AbstractDespite a plethora of proposals and counter-proposals, the framework of the A level system has remained largely unchanged for forty years. This study reviews the historical context of sixth form education and provides an insight into students' perceptions of A level courses in the late 1980s. It also examines the reasons behind students' choices of subjects for study at A level and students' subsequent satisfaction with their chosen courses. The variables which most strongly influenced students' choice of subjects for study were the subject's perceived interest value, previous success in the subject and its compatibility with other subjects chosen. Also important, in some subject areas, was the perceived career value of a subject and its necessity for higher education. The students began their A level courses with very positive perceptions. The overwhelming majority view was of students' confidence in their ability to cope and high expectation of their courses. Unfortunately this initial positivism was not sustained. As students progressed through the course an increasing proportion reported that A level work was boring and became more sceptical about the utility of A levels. This growing disillusionment was probably partly responsible for some of the dissatisfaction evident in this study, gauged partly in terms of drop-out rates. It is concluded that A levels in their present form do not seem to be meeting the needs of a proportion of those who are studying them.

* [Records provided]
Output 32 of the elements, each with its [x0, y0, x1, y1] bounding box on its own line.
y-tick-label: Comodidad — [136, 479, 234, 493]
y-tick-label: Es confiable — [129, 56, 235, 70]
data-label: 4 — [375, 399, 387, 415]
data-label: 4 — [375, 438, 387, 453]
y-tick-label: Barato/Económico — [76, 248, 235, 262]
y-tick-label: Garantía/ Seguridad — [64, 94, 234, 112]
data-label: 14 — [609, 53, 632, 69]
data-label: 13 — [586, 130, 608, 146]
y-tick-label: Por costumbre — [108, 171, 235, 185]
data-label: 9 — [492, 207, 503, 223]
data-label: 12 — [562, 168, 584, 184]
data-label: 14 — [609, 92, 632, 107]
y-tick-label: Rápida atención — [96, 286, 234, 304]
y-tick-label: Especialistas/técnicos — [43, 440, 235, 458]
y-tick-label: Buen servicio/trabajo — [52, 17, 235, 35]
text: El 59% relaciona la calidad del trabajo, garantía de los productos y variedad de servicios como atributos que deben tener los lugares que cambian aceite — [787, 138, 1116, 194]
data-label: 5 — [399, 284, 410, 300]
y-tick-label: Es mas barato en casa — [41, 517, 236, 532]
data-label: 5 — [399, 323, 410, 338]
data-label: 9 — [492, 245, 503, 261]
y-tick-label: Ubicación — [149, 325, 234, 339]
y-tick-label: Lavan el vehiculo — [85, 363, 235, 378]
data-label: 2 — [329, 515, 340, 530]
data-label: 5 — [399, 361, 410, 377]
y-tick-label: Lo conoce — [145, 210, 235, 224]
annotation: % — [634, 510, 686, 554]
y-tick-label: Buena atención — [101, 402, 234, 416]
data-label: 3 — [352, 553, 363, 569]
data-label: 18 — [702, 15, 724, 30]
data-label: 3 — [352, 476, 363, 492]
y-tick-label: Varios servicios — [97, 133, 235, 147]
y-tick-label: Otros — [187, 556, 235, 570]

* [To do]
List the variables that, according to the abstract on A level courses, most strongly influenced students' choice of subjects for study.

* [Solution below]
- The subject's perceived interest value
- Previous success in the subject
- Its compatibility with other subjects chosen